==== EXERCISE MATERIAL

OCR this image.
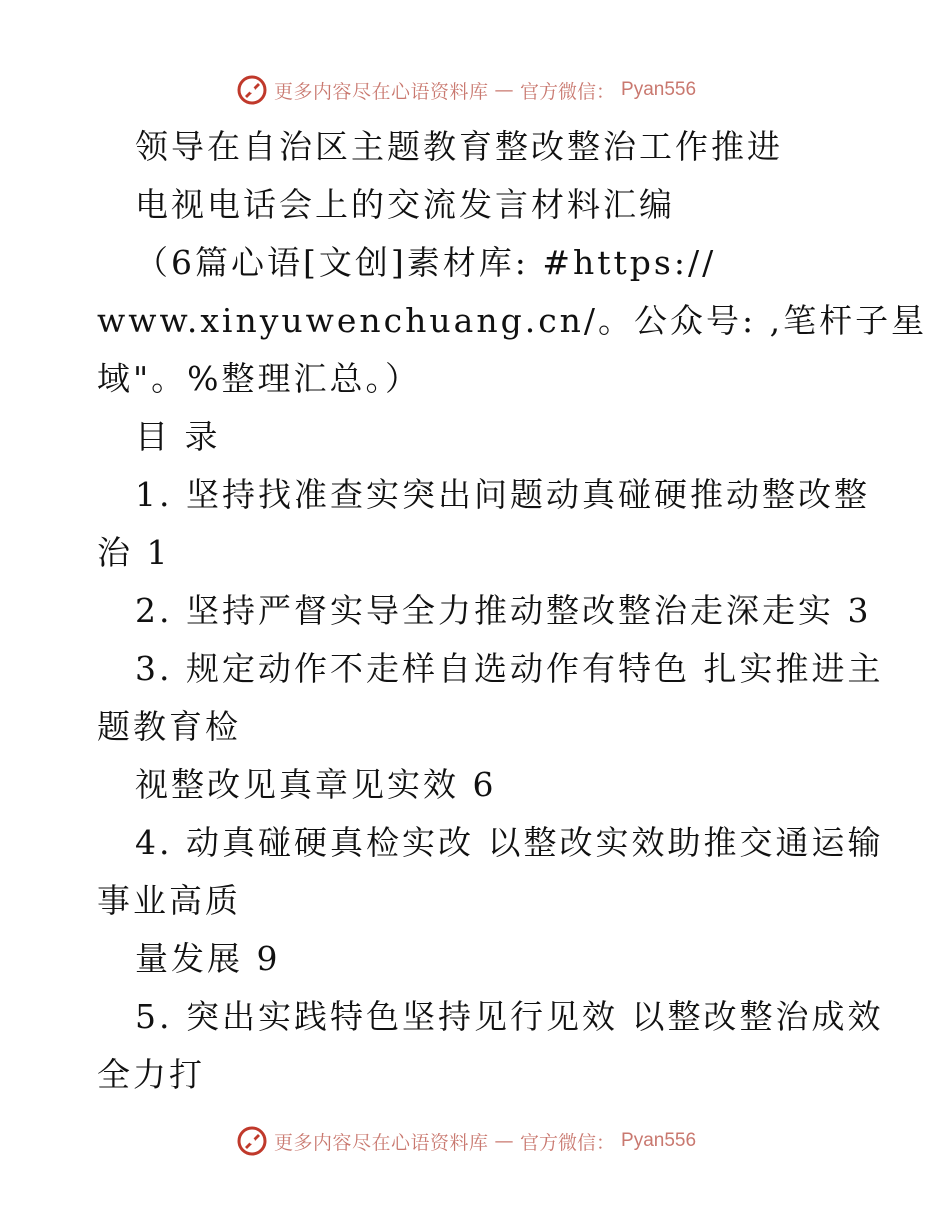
更多内容尽在心语资料库 — 官方微信： Pyan556

领导在自治区主题教育整改整治工作推进

电视电话会上的交流发言材料汇编

（6篇心语[文创]素材库: #https://

www.xinyuwenchuang.cn/。公众号: ,笔杆子星

域"。%整理汇总。）

目 录

1. 坚持找准查实突出问题动真碰硬推动整改整

治 1

2. 坚持严督实导全力推动整改整治走深走实 3

3. 规定动作不走样自选动作有特色 扎实推进主

题教育检

视整改见真章见实效 6

4. 动真碰硬真检实改 以整改实效助推交通运输

事业高质

量发展 9

5. 突出实践特色坚持见行见效 以整改整治成效

全力打

更多内容尽在心语资料库 — 官方微信： Pyan556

========

TO DO:
Using the material above, set down every line exactly, but skip the pictures.

FULL ANSWER:
OCR this image.
更多内容尽在心语资料库 — 官方微信： Pyan556

领导在自治区主题教育整改整治工作推进

电视电话会上的交流发言材料汇编

（6篇心语[文创]素材库: #https://

www.xinyuwenchuang.cn/。公众号: ,笔杆子星

域"。%整理汇总。）

目 录

1. 坚持找准查实突出问题动真碰硬推动整改整

治 1

2. 坚持严督实导全力推动整改整治走深走实 3

3. 规定动作不走样自选动作有特色 扎实推进主

题教育检

视整改见真章见实效 6

4. 动真碰硬真检实改 以整改实效助推交通运输

事业高质

量发展 9

5. 突出实践特色坚持见行见效 以整改整治成效

全力打

更多内容尽在心语资料库 — 官方微信： Pyan556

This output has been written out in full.